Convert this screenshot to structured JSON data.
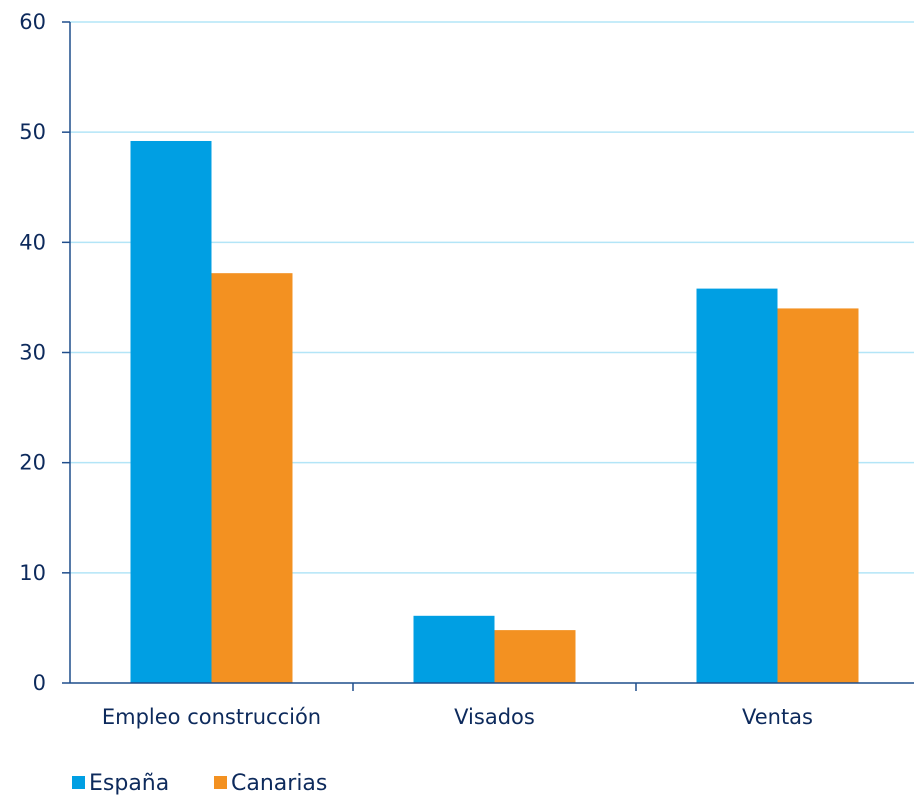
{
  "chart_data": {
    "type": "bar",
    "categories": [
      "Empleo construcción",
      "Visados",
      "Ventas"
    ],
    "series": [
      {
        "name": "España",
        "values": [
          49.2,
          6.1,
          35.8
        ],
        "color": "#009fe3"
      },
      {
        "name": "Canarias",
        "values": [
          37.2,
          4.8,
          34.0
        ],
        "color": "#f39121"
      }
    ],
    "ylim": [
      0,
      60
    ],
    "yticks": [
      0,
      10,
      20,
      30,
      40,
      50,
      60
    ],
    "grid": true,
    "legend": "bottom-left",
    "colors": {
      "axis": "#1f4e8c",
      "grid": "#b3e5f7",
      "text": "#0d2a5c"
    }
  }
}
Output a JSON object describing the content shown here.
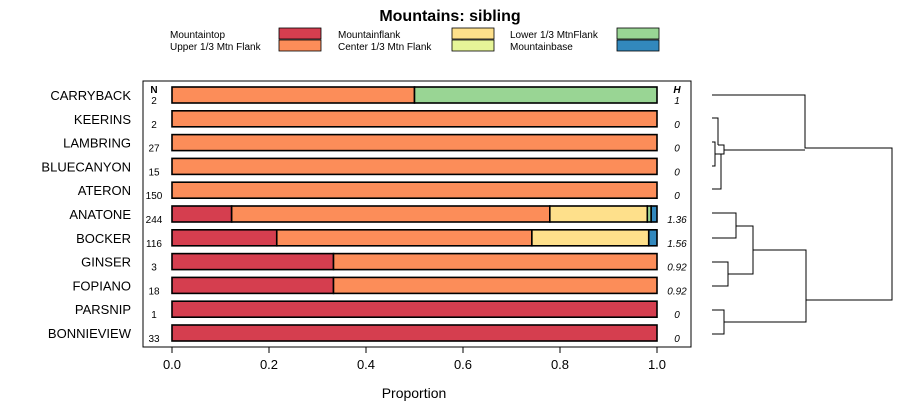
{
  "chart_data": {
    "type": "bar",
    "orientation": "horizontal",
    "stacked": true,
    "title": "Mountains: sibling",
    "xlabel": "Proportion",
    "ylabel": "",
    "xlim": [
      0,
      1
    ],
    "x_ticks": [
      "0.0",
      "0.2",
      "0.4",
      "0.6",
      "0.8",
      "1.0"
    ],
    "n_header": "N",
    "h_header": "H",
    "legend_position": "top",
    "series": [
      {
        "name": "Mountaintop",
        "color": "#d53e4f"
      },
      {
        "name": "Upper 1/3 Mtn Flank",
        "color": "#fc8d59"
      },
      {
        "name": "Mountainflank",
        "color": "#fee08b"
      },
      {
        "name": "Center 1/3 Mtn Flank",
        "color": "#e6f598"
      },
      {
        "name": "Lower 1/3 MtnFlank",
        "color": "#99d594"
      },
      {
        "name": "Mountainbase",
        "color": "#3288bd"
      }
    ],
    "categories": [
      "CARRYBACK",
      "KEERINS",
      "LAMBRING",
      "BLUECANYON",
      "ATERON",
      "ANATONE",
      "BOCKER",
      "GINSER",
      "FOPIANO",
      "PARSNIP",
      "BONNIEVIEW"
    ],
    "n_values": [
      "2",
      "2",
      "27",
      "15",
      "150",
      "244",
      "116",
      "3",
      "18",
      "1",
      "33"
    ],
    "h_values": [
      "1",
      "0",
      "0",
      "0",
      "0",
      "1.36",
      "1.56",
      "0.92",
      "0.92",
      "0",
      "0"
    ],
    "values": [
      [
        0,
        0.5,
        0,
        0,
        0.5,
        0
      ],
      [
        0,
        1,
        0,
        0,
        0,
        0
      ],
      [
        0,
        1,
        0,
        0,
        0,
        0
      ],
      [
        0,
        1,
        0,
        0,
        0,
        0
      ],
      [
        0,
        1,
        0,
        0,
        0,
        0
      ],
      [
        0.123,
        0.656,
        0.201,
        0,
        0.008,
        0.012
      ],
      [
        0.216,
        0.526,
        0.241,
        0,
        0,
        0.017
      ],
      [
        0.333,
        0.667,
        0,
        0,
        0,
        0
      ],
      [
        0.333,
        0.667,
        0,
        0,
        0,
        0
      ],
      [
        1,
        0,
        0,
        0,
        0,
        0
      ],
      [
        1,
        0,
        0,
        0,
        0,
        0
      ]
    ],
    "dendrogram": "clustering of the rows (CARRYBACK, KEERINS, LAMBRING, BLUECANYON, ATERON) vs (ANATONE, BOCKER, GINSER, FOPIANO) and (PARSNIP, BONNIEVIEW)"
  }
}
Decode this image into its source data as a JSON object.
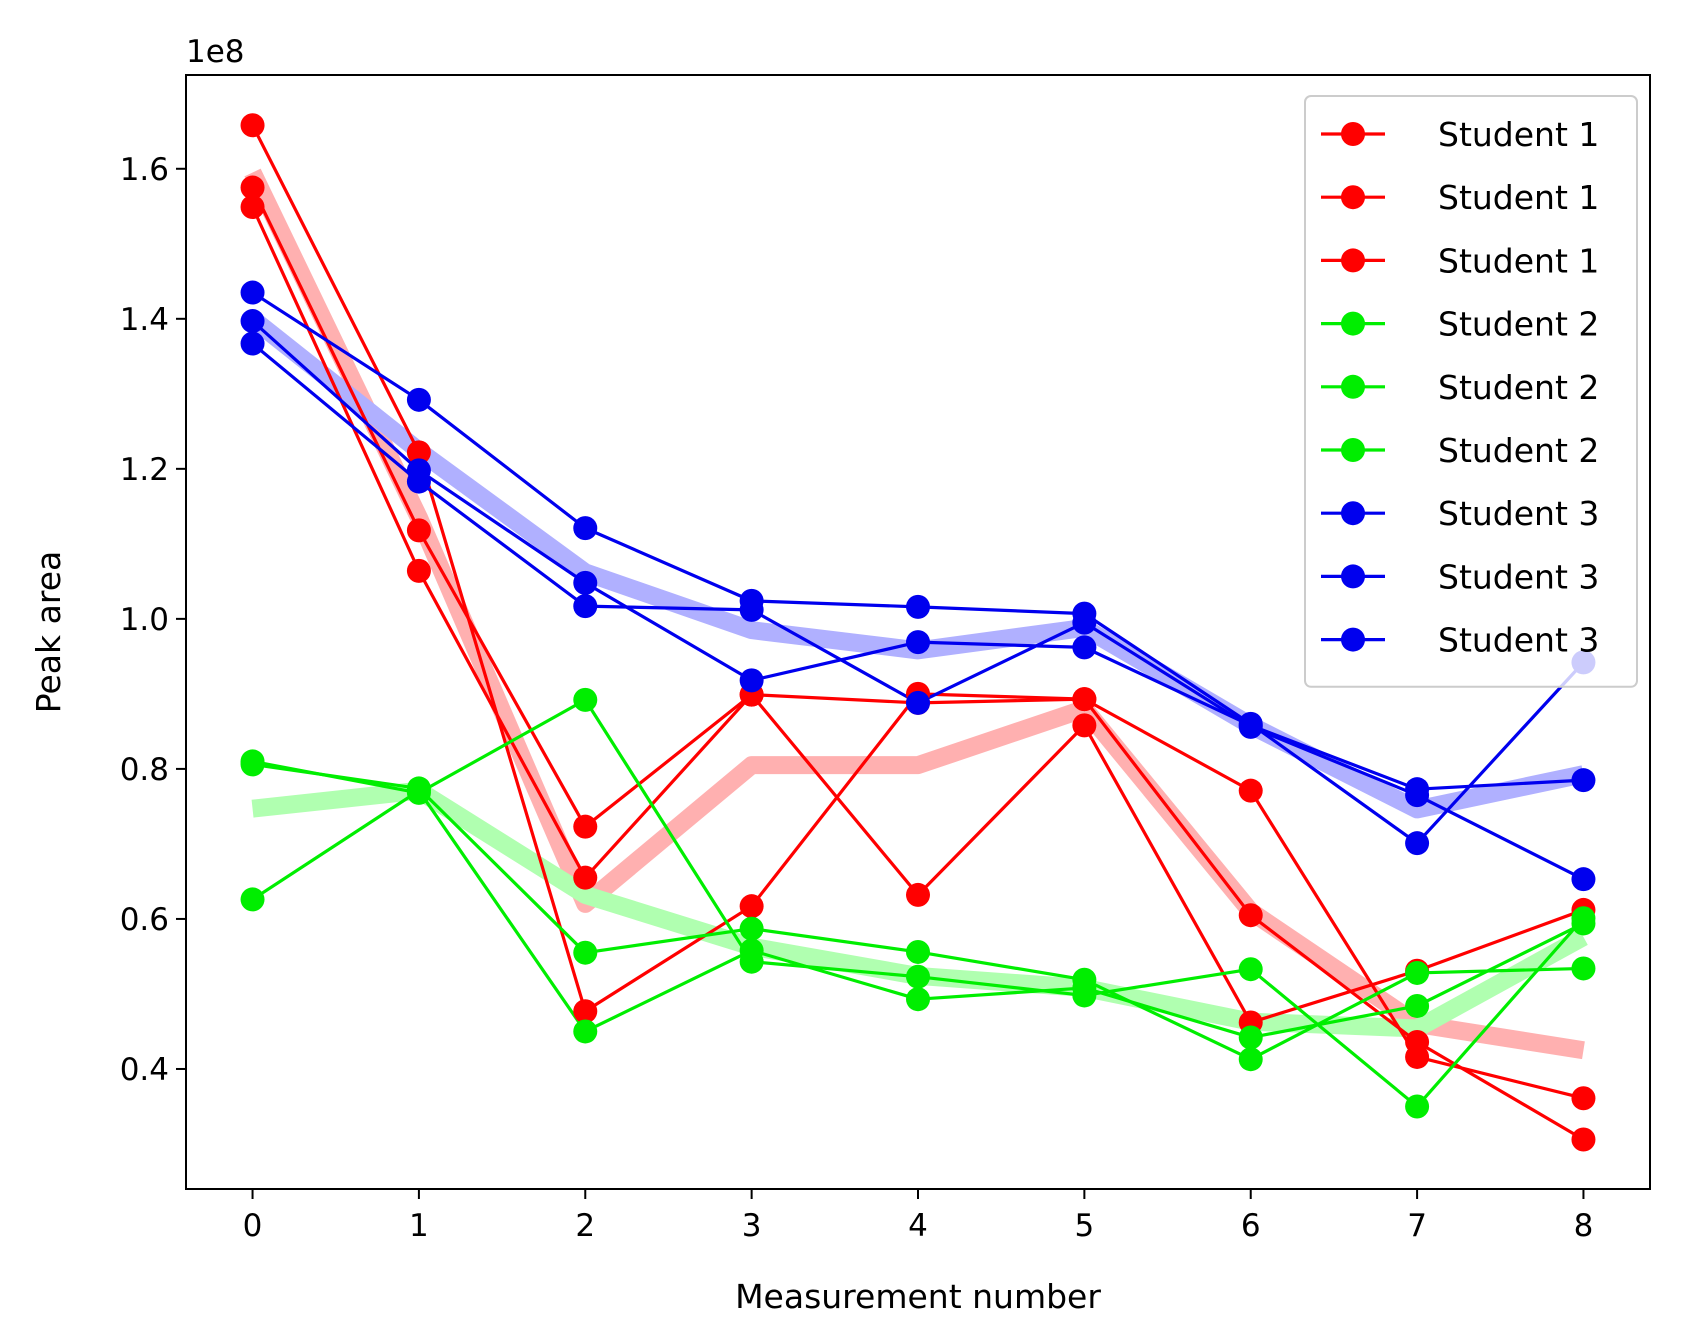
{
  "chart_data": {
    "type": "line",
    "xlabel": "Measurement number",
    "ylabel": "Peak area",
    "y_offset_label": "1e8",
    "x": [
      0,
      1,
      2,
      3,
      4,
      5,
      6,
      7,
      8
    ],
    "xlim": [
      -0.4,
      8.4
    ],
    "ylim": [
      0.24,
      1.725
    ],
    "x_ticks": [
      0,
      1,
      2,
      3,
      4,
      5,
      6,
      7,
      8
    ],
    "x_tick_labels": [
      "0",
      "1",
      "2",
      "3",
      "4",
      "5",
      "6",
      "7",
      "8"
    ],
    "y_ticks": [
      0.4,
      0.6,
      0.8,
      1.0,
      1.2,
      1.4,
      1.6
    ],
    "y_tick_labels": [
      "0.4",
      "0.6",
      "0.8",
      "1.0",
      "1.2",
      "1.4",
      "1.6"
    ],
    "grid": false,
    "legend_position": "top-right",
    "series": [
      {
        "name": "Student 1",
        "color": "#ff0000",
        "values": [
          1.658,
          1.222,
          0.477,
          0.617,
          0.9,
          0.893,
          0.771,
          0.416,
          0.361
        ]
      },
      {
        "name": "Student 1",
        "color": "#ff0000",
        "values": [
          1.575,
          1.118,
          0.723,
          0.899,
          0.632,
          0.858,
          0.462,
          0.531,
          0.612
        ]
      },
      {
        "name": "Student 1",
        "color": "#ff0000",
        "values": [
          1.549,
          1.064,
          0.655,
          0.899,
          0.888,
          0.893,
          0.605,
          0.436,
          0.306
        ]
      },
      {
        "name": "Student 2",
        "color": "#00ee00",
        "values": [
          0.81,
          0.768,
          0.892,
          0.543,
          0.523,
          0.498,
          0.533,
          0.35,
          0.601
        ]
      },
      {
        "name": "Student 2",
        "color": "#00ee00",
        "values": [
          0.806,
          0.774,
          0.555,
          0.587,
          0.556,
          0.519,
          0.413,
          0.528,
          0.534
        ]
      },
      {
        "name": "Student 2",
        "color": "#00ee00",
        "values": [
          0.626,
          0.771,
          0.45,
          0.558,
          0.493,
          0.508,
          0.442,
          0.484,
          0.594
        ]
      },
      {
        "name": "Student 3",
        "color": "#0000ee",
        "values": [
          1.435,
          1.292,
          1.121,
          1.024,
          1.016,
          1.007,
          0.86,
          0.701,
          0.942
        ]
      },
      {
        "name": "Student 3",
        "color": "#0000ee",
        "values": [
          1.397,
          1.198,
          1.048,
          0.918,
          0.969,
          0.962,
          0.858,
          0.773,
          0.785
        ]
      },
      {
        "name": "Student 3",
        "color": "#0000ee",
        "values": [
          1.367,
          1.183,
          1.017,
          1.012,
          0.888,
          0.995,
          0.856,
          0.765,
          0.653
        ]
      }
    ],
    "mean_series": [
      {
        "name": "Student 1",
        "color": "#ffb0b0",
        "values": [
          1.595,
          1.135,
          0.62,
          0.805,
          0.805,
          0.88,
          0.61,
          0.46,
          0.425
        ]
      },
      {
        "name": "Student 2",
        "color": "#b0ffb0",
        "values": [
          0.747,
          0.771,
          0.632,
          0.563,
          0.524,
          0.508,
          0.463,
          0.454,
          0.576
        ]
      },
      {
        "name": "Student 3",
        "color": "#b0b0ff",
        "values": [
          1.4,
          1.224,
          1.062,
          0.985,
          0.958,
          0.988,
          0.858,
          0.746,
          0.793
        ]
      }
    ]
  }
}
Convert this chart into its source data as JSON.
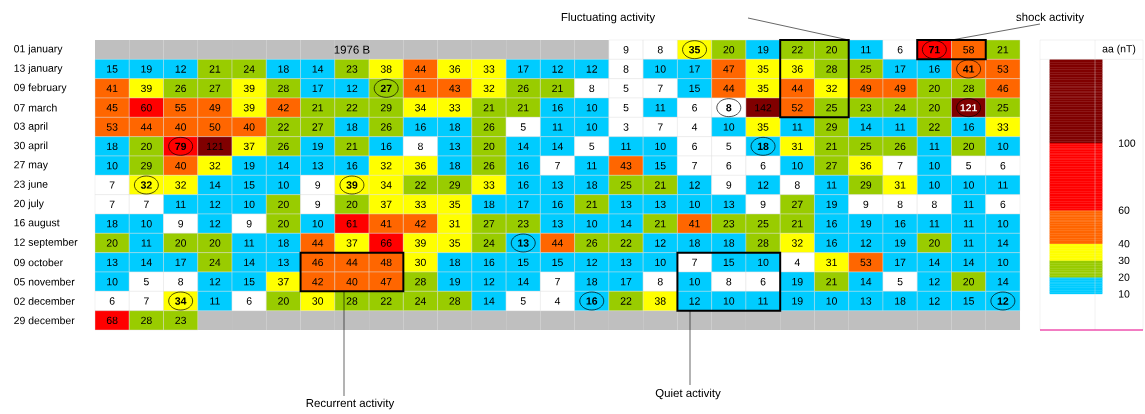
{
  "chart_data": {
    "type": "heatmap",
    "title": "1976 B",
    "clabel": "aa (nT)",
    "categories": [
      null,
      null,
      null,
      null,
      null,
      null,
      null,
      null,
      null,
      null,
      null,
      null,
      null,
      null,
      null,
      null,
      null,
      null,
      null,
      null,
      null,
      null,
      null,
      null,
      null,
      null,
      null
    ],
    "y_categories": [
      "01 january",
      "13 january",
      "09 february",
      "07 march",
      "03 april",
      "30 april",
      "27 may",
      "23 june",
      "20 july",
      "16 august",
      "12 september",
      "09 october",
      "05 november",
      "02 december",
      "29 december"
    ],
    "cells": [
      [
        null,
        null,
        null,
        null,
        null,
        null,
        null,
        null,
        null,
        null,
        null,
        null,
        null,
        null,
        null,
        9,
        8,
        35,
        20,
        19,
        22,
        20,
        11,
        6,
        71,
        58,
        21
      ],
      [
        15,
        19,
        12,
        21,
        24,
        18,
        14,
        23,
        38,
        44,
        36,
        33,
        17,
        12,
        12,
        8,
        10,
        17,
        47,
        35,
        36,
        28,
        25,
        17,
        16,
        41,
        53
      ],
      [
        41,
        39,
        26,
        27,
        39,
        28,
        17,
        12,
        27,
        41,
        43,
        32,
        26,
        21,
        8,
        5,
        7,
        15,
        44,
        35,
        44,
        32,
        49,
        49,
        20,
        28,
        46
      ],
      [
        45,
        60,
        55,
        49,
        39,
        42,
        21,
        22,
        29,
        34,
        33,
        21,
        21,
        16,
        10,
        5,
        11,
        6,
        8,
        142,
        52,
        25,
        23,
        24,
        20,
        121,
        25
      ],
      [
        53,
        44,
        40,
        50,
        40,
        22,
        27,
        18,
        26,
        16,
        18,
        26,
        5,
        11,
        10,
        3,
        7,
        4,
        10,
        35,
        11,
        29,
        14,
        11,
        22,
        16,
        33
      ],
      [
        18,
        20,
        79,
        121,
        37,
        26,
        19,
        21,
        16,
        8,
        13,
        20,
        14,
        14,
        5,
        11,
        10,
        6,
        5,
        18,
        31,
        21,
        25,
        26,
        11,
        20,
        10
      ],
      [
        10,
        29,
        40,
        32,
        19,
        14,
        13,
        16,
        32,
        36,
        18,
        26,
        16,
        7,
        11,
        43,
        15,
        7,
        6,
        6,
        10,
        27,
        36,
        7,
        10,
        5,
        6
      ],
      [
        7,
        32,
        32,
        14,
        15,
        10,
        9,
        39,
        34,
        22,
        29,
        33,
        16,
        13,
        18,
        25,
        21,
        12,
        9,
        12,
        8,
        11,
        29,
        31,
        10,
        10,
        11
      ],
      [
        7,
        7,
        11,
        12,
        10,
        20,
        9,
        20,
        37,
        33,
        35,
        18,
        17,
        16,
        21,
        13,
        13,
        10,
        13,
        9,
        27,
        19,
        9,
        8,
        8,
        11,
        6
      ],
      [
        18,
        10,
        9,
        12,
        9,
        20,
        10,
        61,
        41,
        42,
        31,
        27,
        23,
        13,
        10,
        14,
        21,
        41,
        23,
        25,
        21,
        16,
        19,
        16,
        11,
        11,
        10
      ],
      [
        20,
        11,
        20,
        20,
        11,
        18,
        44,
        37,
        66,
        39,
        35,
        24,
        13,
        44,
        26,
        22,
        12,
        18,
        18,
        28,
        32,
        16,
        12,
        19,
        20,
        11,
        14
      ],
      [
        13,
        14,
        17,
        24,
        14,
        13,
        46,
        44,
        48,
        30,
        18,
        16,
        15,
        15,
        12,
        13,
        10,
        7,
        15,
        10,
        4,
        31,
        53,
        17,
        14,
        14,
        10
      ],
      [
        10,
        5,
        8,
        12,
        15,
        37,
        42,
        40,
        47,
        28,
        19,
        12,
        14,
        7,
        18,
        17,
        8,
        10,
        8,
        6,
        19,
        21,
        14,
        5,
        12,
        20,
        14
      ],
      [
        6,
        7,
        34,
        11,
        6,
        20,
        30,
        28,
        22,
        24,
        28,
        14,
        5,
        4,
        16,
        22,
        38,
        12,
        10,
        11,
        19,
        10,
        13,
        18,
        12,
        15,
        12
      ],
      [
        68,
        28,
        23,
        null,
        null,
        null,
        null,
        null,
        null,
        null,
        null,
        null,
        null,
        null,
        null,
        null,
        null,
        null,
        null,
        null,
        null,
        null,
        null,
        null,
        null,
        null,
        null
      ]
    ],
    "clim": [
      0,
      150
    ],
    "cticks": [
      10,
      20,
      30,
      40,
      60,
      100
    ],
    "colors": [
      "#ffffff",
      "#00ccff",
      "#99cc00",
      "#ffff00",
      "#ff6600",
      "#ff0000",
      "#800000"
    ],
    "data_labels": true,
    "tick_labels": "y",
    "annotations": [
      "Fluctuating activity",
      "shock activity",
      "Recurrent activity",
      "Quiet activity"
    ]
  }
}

> [TASK INSTRUCTIONS]: Scan the lines above for "Convert", then copy every one that has it.

> [WRITTEN SOLUTION]:
Convert this screenshot to structured JSON data.
Convert this chart into its source data as JSON.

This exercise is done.